■ Data entries for graphics ■
"""

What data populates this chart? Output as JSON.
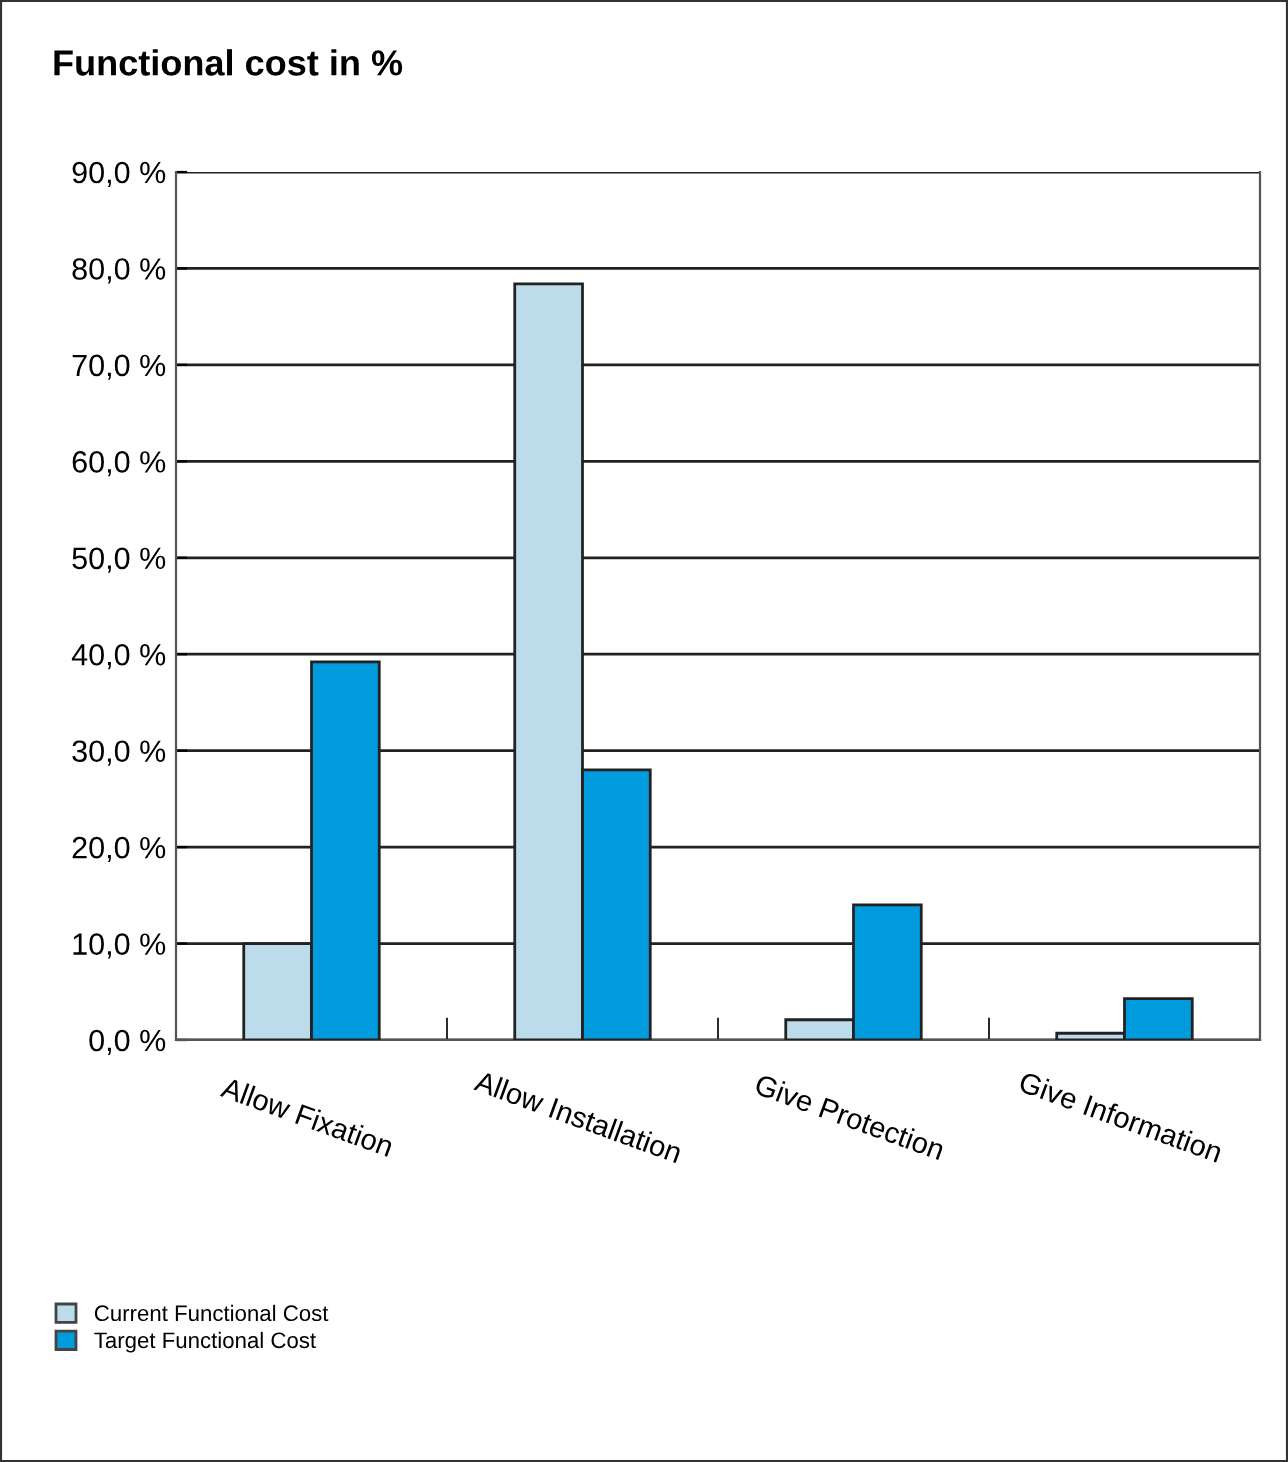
{
  "chart_data": {
    "type": "bar",
    "title": "Functional cost in %",
    "categories": [
      "Allow Fixation",
      "Allow Installation",
      "Give Protection",
      "Give Information"
    ],
    "series": [
      {
        "name": "Current Functional Cost",
        "color": "#bcdcec",
        "values": [
          10.0,
          78.4,
          2.1,
          0.7
        ]
      },
      {
        "name": "Target Functional Cost",
        "color": "#009bdc",
        "values": [
          39.2,
          28.0,
          14.0,
          4.3
        ]
      }
    ],
    "ylim": [
      0,
      90
    ],
    "yticks": [
      {
        "value": 0,
        "label": "0,0 %"
      },
      {
        "value": 10,
        "label": "10,0 %"
      },
      {
        "value": 20,
        "label": "20,0 %"
      },
      {
        "value": 30,
        "label": "30,0 %"
      },
      {
        "value": 40,
        "label": "40,0 %"
      },
      {
        "value": 50,
        "label": "50,0 %"
      },
      {
        "value": 60,
        "label": "60,0 %"
      },
      {
        "value": 70,
        "label": "70,0 %"
      },
      {
        "value": 80,
        "label": "80,0 %"
      },
      {
        "value": 90,
        "label": "90,0 %"
      }
    ],
    "grid": "y",
    "legend": "bottom left"
  }
}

"""

■ What the task requires ■
Using the data above, print every line exactly, omitting pictures.

■ Task output ■
What data populates this chart? Output as JSON.
{
  "chart_data": {
    "type": "bar",
    "title": "Functional cost in %",
    "categories": [
      "Allow Fixation",
      "Allow Installation",
      "Give Protection",
      "Give Information"
    ],
    "series": [
      {
        "name": "Current Functional Cost",
        "color": "#bcdcec",
        "values": [
          10.0,
          78.4,
          2.1,
          0.7
        ]
      },
      {
        "name": "Target Functional Cost",
        "color": "#009bdc",
        "values": [
          39.2,
          28.0,
          14.0,
          4.3
        ]
      }
    ],
    "ylim": [
      0,
      90
    ],
    "yticks": [
      {
        "value": 0,
        "label": "0,0 %"
      },
      {
        "value": 10,
        "label": "10,0 %"
      },
      {
        "value": 20,
        "label": "20,0 %"
      },
      {
        "value": 30,
        "label": "30,0 %"
      },
      {
        "value": 40,
        "label": "40,0 %"
      },
      {
        "value": 50,
        "label": "50,0 %"
      },
      {
        "value": 60,
        "label": "60,0 %"
      },
      {
        "value": 70,
        "label": "70,0 %"
      },
      {
        "value": 80,
        "label": "80,0 %"
      },
      {
        "value": 90,
        "label": "90,0 %"
      }
    ],
    "grid": "y",
    "legend": "bottom left"
  }
}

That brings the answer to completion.